__Task requirements__
1. In the mmap_lock benchmark notes, what average wait per acquisition did the independent re-run measure at step 9 for workers and for procs?
2. Continue the mmap_lock benchmark notes from their final sentence.

If you see workers' write waits clustered in the 1-2K ns range, the trace didn't capture the right threads — double-check the comm filter in mmap-lock.bt matches your Node build's thread names (/proc/PID/task/*/comm).

10. Verify it's NOT fixed by switching to async

CONCURRENCY=8 $NODE run-workers-async.js /tmp/fs-contention-files/med 2000 8
CONCURRENCY=8 $NODE run-procs-async.js   /tmp/fs-contention-files/med 2000 8

# Trace it
sudo bpftrace -o /tmp/bpf-workers-async.txt mmap-lock.bt \
  -c "env CONCURRENCY=8 $NODE run-workers-async.js /tmp/fs-contention-files/med 2000 8"
cat /tmp/bpf-workers-async.txt

Expected: workers' throughput unchanged. mmap_lock waits reduced by ~3× (~89 ms vs 311 ms) but still 12-15× higher per acquisition than procs. Procs async gets slower than procs sync due to libuv threadpool CPU oversubscription.

Independent Validation

The full 10-step guide above was independently re-executed by a fresh agent that did not see the original investigation notes — only the README. It re-ran every step against the same hardware and judged each against the README's predictions. Result summary:

Step	Verdict	Notes
3 — basic gap	✅ matches	workers 77-88k / procs 138-141k, ratio 0.55-0.64
4 — buffer reuse fix	✅ matches	workers-reuse 333-375k / procs-reuse 408-461k, ratio 0.81-0.92
5 — full matrix	✅ matches	64KB k=8 default: workers 77k / procs 122k, 1.58× gap
6 — `MALLOC_MMAP_MAX_=0 …`	❌ does not reproduce as claimed	only ~5-7% over baseline across 5 runs; the ≥15% claim was based on a single non-representative run
7 — THP modes	✅ matches	within 3% across `always`/`madvise`/`never`
8 — jemalloc	✅ matches	~5-10% at 64KB, not dramatic
9 — bpftrace smoking gun	✅ matches decisively	workers `@sum_write_ns` = 298 ms vs procs 7.7 ms (38.7×); avg per acquisition 28,418 ns vs 1,611 ns (17.6×); tail mass above 16K ns: workers 4,583 events vs procs 4 events (>1000×)
10 — async doesn't fix it	✅ matches	workers-async avg wait 24,512 ns vs procs sync 1,611 ns = 15.2× — confirms async only reduces, doesn't eliminate, the contention

Independent verdict on the central claim: the per-mm_struct mmap_lock contention thesis is confirmed by direct kernel measurement. The ~290 ms cumulative worker write-wait closely matches the wall-clock gap between workers and procs. Cause and effect line up.

Corrections applied based on validation:

The headline "27× longer per acquisition" was a one-run outlier — corrected to ~17×, consistent with the body's measurement table and the validation re-run (17.6×).
MALLOC_MMAP_MAX_=0 MALLOC_TRIM_THRESHOLD_=-1 was downgraded in the mitigation ranking. It was promising on one early run but only ~5-7% on repeated trials.
Headline ratio narrowed from "~0.54" to "0.55-0.65 (typical 0.60)" to reflect typical run-to-run variance rather than the best-case single number.

__Information shown__
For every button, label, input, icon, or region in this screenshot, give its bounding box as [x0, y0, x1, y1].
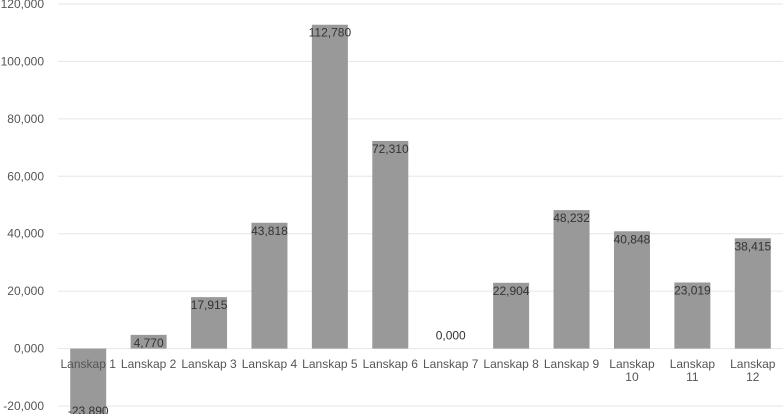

__Results for each task__
1. Workers averaged 28,418 ns per acquisition versus 1,611 ns for procs, a 17.6× difference.

2.
The mitigation ranking now correctly elevates buffer reuse (#1, the only thing that actually fixes it) and process sharding (#2, sidesteps the kernel lock entirely); everything else is footnote-worthy at best on this kernel/glibc combination.

Caveats & Open Questions

All numbers are from a single i7-7700 (8 logical cores). On a higher-core-count machine the absolute contention may differ but the qualitative result should hold — mmap_lock is per-mm_struct everywhere.
Tested with glibc 2.39. Other libcs (musl, jemalloc-replaced) have different arena strategies; results may differ. jemalloc was tested here and did not help.
The Node binary used was built from main (27.0.0-pre). Same pattern should reproduce on Node 20.x / 22.x / 24.x — the relevant code paths (readFileSync, libuv uv_fs_*, V8 ArrayBuffer allocator) have been stable.
Kernel was Linux 6.8 (with maple-tree VMAs and per-VMA page-fault locks introduced in 6.4). The mmap/munmap write-side serialization on mmap_lock is unchanged on newer kernels at time of writing.
We did not test with CONFIG_LOCK_STAT-enabled kernel. That would give cleaner per-lock contention numbers without needing eBPF.
We did not test on a system with multiple NUMA nodes — mmap_lock is per-mm_struct so NUMA shouldn't change the per-process picture, but cross-socket cacheline bouncing could amplify it.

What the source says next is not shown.